- _Dataset content_:
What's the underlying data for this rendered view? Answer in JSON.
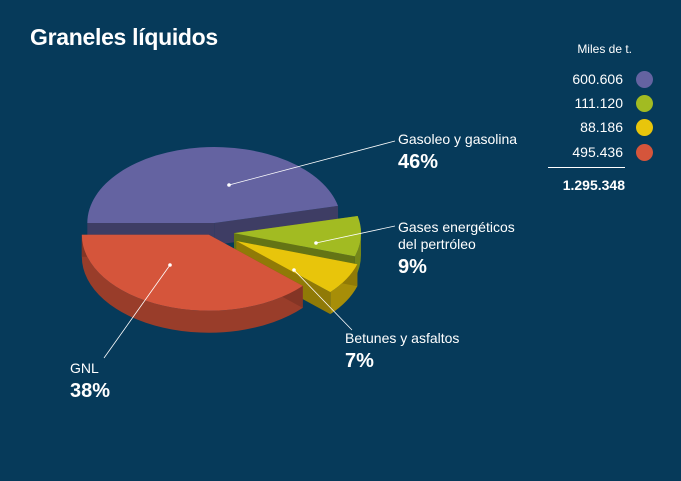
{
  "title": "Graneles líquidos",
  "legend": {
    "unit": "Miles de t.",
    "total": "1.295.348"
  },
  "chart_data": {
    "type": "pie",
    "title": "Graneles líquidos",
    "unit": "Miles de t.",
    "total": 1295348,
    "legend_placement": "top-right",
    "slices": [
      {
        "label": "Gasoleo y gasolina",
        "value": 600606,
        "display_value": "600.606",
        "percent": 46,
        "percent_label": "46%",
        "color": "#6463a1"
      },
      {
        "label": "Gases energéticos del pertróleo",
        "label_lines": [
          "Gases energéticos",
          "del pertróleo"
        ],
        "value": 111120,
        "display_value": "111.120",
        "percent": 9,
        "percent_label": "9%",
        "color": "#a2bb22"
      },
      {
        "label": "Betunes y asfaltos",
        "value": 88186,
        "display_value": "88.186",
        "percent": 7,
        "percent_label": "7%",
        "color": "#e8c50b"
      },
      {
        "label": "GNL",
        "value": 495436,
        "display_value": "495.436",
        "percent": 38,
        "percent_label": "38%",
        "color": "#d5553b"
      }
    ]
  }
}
--
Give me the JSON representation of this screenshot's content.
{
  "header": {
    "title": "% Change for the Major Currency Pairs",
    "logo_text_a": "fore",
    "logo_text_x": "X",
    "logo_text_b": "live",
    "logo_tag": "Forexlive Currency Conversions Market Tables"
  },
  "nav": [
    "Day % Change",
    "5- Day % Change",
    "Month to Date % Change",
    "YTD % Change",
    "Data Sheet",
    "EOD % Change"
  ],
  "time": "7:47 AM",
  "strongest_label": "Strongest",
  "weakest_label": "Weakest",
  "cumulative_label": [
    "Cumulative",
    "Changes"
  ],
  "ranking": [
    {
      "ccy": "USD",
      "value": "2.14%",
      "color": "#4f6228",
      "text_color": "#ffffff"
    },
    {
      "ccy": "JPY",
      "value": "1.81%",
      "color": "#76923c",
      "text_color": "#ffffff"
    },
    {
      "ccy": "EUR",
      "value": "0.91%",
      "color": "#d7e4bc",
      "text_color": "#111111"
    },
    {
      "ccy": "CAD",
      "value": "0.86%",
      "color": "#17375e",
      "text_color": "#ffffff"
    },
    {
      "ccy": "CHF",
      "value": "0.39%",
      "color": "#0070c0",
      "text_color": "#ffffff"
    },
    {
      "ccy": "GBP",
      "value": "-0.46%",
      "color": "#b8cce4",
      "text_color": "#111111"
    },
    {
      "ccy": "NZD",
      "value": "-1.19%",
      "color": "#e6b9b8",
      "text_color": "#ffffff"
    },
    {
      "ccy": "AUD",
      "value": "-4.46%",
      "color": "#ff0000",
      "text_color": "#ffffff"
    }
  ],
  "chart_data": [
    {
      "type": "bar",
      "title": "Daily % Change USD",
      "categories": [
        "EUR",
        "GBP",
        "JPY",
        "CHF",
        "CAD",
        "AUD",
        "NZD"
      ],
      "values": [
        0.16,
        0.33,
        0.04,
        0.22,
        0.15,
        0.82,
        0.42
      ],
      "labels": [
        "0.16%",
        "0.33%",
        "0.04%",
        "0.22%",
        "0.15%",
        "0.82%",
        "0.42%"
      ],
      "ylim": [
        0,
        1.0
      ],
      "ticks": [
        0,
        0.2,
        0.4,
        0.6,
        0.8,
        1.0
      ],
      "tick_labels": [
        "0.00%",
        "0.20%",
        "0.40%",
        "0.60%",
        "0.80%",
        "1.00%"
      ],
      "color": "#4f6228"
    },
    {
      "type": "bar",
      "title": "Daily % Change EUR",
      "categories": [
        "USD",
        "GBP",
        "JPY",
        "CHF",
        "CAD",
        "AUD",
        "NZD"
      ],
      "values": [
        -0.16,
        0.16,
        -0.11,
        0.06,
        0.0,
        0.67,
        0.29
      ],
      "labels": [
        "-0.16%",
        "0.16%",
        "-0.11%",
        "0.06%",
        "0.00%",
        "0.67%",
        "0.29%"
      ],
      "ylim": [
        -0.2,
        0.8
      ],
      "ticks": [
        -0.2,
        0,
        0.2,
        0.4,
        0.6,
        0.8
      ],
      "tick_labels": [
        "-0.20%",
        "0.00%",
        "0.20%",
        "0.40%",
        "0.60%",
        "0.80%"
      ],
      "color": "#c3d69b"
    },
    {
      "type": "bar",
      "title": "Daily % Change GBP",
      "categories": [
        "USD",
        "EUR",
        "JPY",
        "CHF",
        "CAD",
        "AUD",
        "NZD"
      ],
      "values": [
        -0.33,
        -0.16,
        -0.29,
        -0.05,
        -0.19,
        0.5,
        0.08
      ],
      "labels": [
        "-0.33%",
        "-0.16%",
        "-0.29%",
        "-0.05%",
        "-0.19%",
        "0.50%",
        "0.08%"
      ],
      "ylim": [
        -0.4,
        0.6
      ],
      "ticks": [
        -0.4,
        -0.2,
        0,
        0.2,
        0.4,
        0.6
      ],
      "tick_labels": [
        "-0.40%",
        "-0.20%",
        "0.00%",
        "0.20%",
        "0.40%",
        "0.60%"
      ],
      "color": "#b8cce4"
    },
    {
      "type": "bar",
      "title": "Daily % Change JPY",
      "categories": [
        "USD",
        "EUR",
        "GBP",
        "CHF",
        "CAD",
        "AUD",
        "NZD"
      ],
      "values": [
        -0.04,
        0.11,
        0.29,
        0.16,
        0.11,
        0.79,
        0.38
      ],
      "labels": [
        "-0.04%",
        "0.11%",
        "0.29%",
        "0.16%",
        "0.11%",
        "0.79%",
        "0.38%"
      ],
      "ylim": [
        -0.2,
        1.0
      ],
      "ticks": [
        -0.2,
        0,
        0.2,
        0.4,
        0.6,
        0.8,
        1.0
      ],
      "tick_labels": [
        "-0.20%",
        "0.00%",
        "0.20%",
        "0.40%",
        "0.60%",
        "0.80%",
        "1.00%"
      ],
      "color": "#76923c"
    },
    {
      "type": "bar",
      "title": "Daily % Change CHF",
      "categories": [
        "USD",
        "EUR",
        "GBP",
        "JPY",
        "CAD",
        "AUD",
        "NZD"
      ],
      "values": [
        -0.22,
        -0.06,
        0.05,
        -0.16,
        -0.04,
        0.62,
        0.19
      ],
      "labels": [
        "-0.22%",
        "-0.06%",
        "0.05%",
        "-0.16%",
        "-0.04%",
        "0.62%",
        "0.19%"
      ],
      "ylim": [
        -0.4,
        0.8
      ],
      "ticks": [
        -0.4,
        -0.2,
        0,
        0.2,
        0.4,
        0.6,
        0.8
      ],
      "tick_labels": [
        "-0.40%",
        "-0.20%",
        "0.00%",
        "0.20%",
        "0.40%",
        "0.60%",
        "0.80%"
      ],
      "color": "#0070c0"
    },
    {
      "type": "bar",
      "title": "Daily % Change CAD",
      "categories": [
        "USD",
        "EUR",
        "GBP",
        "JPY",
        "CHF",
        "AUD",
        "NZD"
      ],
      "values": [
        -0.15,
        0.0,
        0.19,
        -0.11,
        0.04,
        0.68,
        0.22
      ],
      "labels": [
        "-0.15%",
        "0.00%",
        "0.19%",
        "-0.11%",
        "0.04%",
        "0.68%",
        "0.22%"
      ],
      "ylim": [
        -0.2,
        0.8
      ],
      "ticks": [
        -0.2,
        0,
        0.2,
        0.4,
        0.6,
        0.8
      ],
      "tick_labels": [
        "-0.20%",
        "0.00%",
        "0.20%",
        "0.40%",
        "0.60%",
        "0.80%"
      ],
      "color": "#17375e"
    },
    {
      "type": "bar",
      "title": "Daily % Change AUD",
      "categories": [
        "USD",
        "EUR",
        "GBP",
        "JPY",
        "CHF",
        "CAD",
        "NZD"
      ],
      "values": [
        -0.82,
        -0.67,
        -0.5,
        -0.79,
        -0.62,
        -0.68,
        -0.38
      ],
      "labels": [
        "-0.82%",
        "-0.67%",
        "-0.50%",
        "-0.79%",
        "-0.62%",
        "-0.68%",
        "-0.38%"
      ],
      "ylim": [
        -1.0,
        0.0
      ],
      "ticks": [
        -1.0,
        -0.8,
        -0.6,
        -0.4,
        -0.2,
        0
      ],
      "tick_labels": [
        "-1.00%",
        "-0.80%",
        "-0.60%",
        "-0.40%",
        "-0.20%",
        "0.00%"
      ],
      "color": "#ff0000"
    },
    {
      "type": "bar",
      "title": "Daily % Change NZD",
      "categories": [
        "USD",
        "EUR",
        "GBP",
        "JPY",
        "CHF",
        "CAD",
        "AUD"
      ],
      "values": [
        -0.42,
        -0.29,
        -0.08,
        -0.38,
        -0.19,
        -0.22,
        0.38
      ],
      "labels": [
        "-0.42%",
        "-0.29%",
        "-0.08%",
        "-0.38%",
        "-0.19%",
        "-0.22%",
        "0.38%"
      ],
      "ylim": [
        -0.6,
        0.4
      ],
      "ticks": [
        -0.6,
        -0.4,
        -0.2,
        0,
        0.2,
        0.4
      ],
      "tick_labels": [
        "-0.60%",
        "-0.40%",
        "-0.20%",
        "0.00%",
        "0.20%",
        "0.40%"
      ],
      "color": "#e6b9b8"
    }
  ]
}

- _Exercise_: Make a copy of each line that contains the string "Daily".

- _Result of the task_:
      "title": "Daily % Change USD",
      "title": "Daily % Change EUR",
      "title": "Daily % Change GBP",
      "title": "Daily % Change JPY",
      "title": "Daily % Change CHF",
      "title": "Daily % Change CAD",
      "title": "Daily % Change AUD",
      "title": "Daily % Change NZD",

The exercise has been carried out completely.